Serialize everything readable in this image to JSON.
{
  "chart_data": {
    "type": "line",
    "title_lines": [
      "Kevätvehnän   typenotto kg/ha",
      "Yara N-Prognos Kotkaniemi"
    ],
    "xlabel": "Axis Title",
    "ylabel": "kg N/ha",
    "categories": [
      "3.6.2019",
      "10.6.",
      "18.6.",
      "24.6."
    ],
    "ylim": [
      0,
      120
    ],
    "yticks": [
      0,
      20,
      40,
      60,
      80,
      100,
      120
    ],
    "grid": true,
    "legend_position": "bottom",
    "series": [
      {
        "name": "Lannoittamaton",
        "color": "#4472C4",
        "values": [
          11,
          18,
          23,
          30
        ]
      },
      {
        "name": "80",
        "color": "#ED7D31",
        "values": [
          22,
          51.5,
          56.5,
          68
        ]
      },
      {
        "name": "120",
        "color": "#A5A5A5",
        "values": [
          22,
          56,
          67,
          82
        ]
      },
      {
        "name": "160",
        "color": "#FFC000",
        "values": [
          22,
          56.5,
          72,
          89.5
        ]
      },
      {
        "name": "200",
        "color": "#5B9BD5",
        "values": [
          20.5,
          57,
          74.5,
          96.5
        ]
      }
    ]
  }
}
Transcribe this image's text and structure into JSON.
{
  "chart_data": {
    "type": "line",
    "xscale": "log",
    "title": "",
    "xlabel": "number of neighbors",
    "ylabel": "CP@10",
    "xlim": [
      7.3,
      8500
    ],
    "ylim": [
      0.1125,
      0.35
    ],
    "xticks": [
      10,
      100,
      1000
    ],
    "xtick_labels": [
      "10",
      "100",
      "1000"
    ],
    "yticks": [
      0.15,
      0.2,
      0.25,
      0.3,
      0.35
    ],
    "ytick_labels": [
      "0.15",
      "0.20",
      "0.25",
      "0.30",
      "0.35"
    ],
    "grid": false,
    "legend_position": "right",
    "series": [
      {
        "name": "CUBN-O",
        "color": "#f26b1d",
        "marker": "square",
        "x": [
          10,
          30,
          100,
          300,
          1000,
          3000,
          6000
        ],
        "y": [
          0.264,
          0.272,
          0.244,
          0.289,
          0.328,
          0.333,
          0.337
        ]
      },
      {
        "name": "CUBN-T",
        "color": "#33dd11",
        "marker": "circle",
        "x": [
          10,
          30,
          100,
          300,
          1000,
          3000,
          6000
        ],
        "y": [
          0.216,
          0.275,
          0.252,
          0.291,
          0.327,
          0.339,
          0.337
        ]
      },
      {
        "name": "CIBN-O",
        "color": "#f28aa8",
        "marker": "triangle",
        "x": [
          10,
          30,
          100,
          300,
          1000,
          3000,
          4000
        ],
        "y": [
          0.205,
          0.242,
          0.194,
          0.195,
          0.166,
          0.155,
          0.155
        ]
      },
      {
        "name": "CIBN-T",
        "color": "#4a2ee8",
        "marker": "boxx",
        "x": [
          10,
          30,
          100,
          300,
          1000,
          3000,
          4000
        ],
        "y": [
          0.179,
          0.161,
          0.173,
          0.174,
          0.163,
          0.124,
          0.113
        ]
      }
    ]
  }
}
---
Repeat all the entries exactly as given.

» The response:
Serialize everything readable in this image to JSON.
{
  "chart_data": {
    "type": "line",
    "title_lines": [
      "Kevätvehnän   typenotto kg/ha",
      "Yara N-Prognos Kotkaniemi"
    ],
    "xlabel": "Axis Title",
    "ylabel": "kg N/ha",
    "categories": [
      "3.6.2019",
      "10.6.",
      "18.6.",
      "24.6."
    ],
    "ylim": [
      0,
      120
    ],
    "yticks": [
      0,
      20,
      40,
      60,
      80,
      100,
      120
    ],
    "grid": true,
    "legend_position": "bottom",
    "series": [
      {
        "name": "Lannoittamaton",
        "color": "#4472C4",
        "values": [
          11,
          18,
          23,
          30
        ]
      },
      {
        "name": "80",
        "color": "#ED7D31",
        "values": [
          22,
          51.5,
          56.5,
          68
        ]
      },
      {
        "name": "120",
        "color": "#A5A5A5",
        "values": [
          22,
          56,
          67,
          82
        ]
      },
      {
        "name": "160",
        "color": "#FFC000",
        "values": [
          22,
          56.5,
          72,
          89.5
        ]
      },
      {
        "name": "200",
        "color": "#5B9BD5",
        "values": [
          20.5,
          57,
          74.5,
          96.5
        ]
      }
    ]
  }
}
Transcribe this image's text and structure into JSON.
{
  "chart_data": {
    "type": "line",
    "xscale": "log",
    "title": "",
    "xlabel": "number of neighbors",
    "ylabel": "CP@10",
    "xlim": [
      7.3,
      8500
    ],
    "ylim": [
      0.1125,
      0.35
    ],
    "xticks": [
      10,
      100,
      1000
    ],
    "xtick_labels": [
      "10",
      "100",
      "1000"
    ],
    "yticks": [
      0.15,
      0.2,
      0.25,
      0.3,
      0.35
    ],
    "ytick_labels": [
      "0.15",
      "0.20",
      "0.25",
      "0.30",
      "0.35"
    ],
    "grid": false,
    "legend_position": "right",
    "series": [
      {
        "name": "CUBN-O",
        "color": "#f26b1d",
        "marker": "square",
        "x": [
          10,
          30,
          100,
          300,
          1000,
          3000,
          6000
        ],
        "y": [
          0.264,
          0.272,
          0.244,
          0.289,
          0.328,
          0.333,
          0.337
        ]
      },
      {
        "name": "CUBN-T",
        "color": "#33dd11",
        "marker": "circle",
        "x": [
          10,
          30,
          100,
          300,
          1000,
          3000,
          6000
        ],
        "y": [
          0.216,
          0.275,
          0.252,
          0.291,
          0.327,
          0.339,
          0.337
        ]
      },
      {
        "name": "CIBN-O",
        "color": "#f28aa8",
        "marker": "triangle",
        "x": [
          10,
          30,
          100,
          300,
          1000,
          3000,
          4000
        ],
        "y": [
          0.205,
          0.242,
          0.194,
          0.195,
          0.166,
          0.155,
          0.155
        ]
      },
      {
        "name": "CIBN-T",
        "color": "#4a2ee8",
        "marker": "boxx",
        "x": [
          10,
          30,
          100,
          300,
          1000,
          3000,
          4000
        ],
        "y": [
          0.179,
          0.161,
          0.173,
          0.174,
          0.163,
          0.124,
          0.113
        ]
      }
    ]
  }
}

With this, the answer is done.